Your task:
Without altering anything, output the material below.

Extracted material:
+ + + + + + +

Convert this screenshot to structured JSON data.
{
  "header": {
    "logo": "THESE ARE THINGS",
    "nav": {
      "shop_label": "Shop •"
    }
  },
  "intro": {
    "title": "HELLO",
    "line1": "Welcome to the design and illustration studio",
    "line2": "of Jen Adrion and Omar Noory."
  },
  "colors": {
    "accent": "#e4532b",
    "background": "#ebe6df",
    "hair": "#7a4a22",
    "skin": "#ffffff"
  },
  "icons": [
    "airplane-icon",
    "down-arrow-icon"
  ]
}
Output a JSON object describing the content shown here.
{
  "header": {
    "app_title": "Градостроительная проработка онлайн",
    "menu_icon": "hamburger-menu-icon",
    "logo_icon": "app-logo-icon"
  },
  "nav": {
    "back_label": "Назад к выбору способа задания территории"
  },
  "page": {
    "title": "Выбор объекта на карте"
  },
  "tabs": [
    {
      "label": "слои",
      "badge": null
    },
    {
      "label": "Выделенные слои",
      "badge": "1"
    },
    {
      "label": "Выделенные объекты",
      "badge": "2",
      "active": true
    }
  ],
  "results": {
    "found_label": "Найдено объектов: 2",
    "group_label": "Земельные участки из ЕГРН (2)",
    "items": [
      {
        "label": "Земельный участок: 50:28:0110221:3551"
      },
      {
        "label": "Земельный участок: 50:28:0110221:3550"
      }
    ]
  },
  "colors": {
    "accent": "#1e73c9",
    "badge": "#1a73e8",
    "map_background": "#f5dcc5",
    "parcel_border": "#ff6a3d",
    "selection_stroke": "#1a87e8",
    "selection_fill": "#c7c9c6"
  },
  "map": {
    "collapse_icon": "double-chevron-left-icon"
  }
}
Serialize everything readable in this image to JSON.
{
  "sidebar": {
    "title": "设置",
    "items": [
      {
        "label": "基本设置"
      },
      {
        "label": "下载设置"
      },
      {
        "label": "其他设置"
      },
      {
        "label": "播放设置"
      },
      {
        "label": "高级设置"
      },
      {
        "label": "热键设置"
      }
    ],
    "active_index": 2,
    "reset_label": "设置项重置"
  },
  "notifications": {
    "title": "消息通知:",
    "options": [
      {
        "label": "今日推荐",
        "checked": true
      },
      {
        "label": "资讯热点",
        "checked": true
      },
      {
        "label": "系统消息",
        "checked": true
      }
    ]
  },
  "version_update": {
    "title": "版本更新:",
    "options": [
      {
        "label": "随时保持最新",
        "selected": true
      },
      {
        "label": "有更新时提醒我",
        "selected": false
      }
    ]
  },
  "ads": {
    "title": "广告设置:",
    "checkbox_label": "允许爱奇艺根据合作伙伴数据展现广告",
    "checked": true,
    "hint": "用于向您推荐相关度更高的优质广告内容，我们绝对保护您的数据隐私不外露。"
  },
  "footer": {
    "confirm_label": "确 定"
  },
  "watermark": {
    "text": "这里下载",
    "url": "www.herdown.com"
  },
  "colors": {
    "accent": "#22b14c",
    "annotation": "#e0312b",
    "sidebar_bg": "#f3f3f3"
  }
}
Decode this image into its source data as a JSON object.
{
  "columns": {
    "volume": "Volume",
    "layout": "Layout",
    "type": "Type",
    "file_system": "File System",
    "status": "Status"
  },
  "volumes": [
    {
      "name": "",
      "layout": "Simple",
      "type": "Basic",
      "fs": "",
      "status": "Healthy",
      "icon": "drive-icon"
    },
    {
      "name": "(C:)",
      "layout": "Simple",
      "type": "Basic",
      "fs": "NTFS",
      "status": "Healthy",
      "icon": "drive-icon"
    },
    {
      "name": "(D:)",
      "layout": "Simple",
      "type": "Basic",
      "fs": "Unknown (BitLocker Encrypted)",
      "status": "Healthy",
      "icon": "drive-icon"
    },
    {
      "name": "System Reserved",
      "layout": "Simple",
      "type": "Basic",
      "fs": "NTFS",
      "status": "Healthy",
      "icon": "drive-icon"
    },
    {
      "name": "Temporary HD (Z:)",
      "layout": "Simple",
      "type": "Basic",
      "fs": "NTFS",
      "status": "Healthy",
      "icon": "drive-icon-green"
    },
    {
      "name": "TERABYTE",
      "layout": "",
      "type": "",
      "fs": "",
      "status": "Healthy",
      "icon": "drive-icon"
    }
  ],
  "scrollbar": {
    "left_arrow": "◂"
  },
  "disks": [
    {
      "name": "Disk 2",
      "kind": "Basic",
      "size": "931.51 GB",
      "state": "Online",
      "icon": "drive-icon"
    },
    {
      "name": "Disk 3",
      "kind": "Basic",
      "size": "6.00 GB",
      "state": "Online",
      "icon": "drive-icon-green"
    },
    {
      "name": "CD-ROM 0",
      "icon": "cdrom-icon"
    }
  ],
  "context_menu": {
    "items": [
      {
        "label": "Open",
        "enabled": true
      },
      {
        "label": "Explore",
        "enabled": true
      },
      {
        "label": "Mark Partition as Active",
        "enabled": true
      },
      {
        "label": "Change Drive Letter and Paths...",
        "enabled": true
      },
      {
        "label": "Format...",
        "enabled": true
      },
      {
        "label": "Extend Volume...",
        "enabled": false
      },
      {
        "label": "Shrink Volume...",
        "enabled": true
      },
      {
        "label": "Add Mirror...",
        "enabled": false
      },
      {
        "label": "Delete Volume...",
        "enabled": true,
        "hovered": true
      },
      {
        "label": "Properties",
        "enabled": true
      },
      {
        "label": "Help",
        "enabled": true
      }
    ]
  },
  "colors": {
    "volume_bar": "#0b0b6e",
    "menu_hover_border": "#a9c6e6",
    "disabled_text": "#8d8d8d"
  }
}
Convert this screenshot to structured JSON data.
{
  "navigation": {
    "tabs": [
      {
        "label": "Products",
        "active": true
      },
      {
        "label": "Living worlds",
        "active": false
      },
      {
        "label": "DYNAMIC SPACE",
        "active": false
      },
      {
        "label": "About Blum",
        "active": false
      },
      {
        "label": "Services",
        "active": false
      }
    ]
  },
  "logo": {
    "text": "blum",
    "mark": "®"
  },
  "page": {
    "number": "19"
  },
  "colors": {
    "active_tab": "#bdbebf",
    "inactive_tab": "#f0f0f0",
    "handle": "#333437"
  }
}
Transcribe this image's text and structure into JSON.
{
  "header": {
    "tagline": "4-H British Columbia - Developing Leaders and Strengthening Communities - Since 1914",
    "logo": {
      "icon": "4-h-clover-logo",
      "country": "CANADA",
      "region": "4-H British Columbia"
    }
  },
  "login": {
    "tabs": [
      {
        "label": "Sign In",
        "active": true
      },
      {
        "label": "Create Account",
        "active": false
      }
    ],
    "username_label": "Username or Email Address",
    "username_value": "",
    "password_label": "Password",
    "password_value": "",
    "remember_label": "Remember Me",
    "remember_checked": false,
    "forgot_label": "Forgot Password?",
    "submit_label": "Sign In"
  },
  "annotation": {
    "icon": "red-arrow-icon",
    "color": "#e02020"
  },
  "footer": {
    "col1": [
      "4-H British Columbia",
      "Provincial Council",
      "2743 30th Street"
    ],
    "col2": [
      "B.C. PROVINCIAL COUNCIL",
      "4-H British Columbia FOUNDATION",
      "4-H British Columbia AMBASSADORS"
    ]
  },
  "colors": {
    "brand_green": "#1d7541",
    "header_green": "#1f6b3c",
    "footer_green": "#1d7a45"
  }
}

+ + + + + + +

Exercise output:
Convert this screenshot to structured JSON data.
{
  "header": {
    "logo": "THESE ARE THINGS",
    "nav": {
      "shop_label": "Shop •"
    }
  },
  "intro": {
    "title": "HELLO",
    "line1": "Welcome to the design and illustration studio",
    "line2": "of Jen Adrion and Omar Noory."
  },
  "colors": {
    "accent": "#e4532b",
    "background": "#ebe6df",
    "hair": "#7a4a22",
    "skin": "#ffffff"
  },
  "icons": [
    "airplane-icon",
    "down-arrow-icon"
  ]
}
Output a JSON object describing the content shown here.
{
  "header": {
    "app_title": "Градостроительная проработка онлайн",
    "menu_icon": "hamburger-menu-icon",
    "logo_icon": "app-logo-icon"
  },
  "nav": {
    "back_label": "Назад к выбору способа задания территории"
  },
  "page": {
    "title": "Выбор объекта на карте"
  },
  "tabs": [
    {
      "label": "слои",
      "badge": null
    },
    {
      "label": "Выделенные слои",
      "badge": "1"
    },
    {
      "label": "Выделенные объекты",
      "badge": "2",
      "active": true
    }
  ],
  "results": {
    "found_label": "Найдено объектов: 2",
    "group_label": "Земельные участки из ЕГРН (2)",
    "items": [
      {
        "label": "Земельный участок: 50:28:0110221:3551"
      },
      {
        "label": "Земельный участок: 50:28:0110221:3550"
      }
    ]
  },
  "colors": {
    "accent": "#1e73c9",
    "badge": "#1a73e8",
    "map_background": "#f5dcc5",
    "parcel_border": "#ff6a3d",
    "selection_stroke": "#1a87e8",
    "selection_fill": "#c7c9c6"
  },
  "map": {
    "collapse_icon": "double-chevron-left-icon"
  }
}
Serialize everything readable in this image to JSON.
{
  "sidebar": {
    "title": "设置",
    "items": [
      {
        "label": "基本设置"
      },
      {
        "label": "下载设置"
      },
      {
        "label": "其他设置"
      },
      {
        "label": "播放设置"
      },
      {
        "label": "高级设置"
      },
      {
        "label": "热键设置"
      }
    ],
    "active_index": 2,
    "reset_label": "设置项重置"
  },
  "notifications": {
    "title": "消息通知:",
    "options": [
      {
        "label": "今日推荐",
        "checked": true
      },
      {
        "label": "资讯热点",
        "checked": true
      },
      {
        "label": "系统消息",
        "checked": true
      }
    ]
  },
  "version_update": {
    "title": "版本更新:",
    "options": [
      {
        "label": "随时保持最新",
        "selected": true
      },
      {
        "label": "有更新时提醒我",
        "selected": false
      }
    ]
  },
  "ads": {
    "title": "广告设置:",
    "checkbox_label": "允许爱奇艺根据合作伙伴数据展现广告",
    "checked": true,
    "hint": "用于向您推荐相关度更高的优质广告内容，我们绝对保护您的数据隐私不外露。"
  },
  "footer": {
    "confirm_label": "确 定"
  },
  "watermark": {
    "text": "这里下载",
    "url": "www.herdown.com"
  },
  "colors": {
    "accent": "#22b14c",
    "annotation": "#e0312b",
    "sidebar_bg": "#f3f3f3"
  }
}
Decode this image into its source data as a JSON object.
{
  "columns": {
    "volume": "Volume",
    "layout": "Layout",
    "type": "Type",
    "file_system": "File System",
    "status": "Status"
  },
  "volumes": [
    {
      "name": "",
      "layout": "Simple",
      "type": "Basic",
      "fs": "",
      "status": "Healthy",
      "icon": "drive-icon"
    },
    {
      "name": "(C:)",
      "layout": "Simple",
      "type": "Basic",
      "fs": "NTFS",
      "status": "Healthy",
      "icon": "drive-icon"
    },
    {
      "name": "(D:)",
      "layout": "Simple",
      "type": "Basic",
      "fs": "Unknown (BitLocker Encrypted)",
      "status": "Healthy",
      "icon": "drive-icon"
    },
    {
      "name": "System Reserved",
      "layout": "Simple",
      "type": "Basic",
      "fs": "NTFS",
      "status": "Healthy",
      "icon": "drive-icon"
    },
    {
      "name": "Temporary HD (Z:)",
      "layout": "Simple",
      "type": "Basic",
      "fs": "NTFS",
      "status": "Healthy",
      "icon": "drive-icon-green"
    },
    {
      "name": "TERABYTE",
      "layout": "",
      "type": "",
      "fs": "",
      "status": "Healthy",
      "icon": "drive-icon"
    }
  ],
  "scrollbar": {
    "left_arrow": "◂"
  },
  "disks": [
    {
      "name": "Disk 2",
      "kind": "Basic",
      "size": "931.51 GB",
      "state": "Online",
      "icon": "drive-icon"
    },
    {
      "name": "Disk 3",
      "kind": "Basic",
      "size": "6.00 GB",
      "state": "Online",
      "icon": "drive-icon-green"
    },
    {
      "name": "CD-ROM 0",
      "icon": "cdrom-icon"
    }
  ],
  "context_menu": {
    "items": [
      {
        "label": "Open",
        "enabled": true
      },
      {
        "label": "Explore",
        "enabled": true
      },
      {
        "label": "Mark Partition as Active",
        "enabled": true
      },
      {
        "label": "Change Drive Letter and Paths...",
        "enabled": true
      },
      {
        "label": "Format...",
        "enabled": true
      },
      {
        "label": "Extend Volume...",
        "enabled": false
      },
      {
        "label": "Shrink Volume...",
        "enabled": true
      },
      {
        "label": "Add Mirror...",
        "enabled": false
      },
      {
        "label": "Delete Volume...",
        "enabled": true,
        "hovered": true
      },
      {
        "label": "Properties",
        "enabled": true
      },
      {
        "label": "Help",
        "enabled": true
      }
    ]
  },
  "colors": {
    "volume_bar": "#0b0b6e",
    "menu_hover_border": "#a9c6e6",
    "disabled_text": "#8d8d8d"
  }
}
Convert this screenshot to structured JSON data.
{
  "navigation": {
    "tabs": [
      {
        "label": "Products",
        "active": true
      },
      {
        "label": "Living worlds",
        "active": false
      },
      {
        "label": "DYNAMIC SPACE",
        "active": false
      },
      {
        "label": "About Blum",
        "active": false
      },
      {
        "label": "Services",
        "active": false
      }
    ]
  },
  "logo": {
    "text": "blum",
    "mark": "®"
  },
  "page": {
    "number": "19"
  },
  "colors": {
    "active_tab": "#bdbebf",
    "inactive_tab": "#f0f0f0",
    "handle": "#333437"
  }
}
Transcribe this image's text and structure into JSON.
{
  "header": {
    "tagline": "4-H British Columbia - Developing Leaders and Strengthening Communities - Since 1914",
    "logo": {
      "icon": "4-h-clover-logo",
      "country": "CANADA",
      "region": "4-H British Columbia"
    }
  },
  "login": {
    "tabs": [
      {
        "label": "Sign In",
        "active": true
      },
      {
        "label": "Create Account",
        "active": false
      }
    ],
    "username_label": "Username or Email Address",
    "username_value": "",
    "password_label": "Password",
    "password_value": "",
    "remember_label": "Remember Me",
    "remember_checked": false,
    "forgot_label": "Forgot Password?",
    "submit_label": "Sign In"
  },
  "annotation": {
    "icon": "red-arrow-icon",
    "color": "#e02020"
  },
  "footer": {
    "col1": [
      "4-H British Columbia",
      "Provincial Council",
      "2743 30th Street"
    ],
    "col2": [
      "B.C. PROVINCIAL COUNCIL",
      "4-H British Columbia FOUNDATION",
      "4-H British Columbia AMBASSADORS"
    ]
  },
  "colors": {
    "brand_green": "#1d7541",
    "header_green": "#1f6b3c",
    "footer_green": "#1d7a45"
  }
}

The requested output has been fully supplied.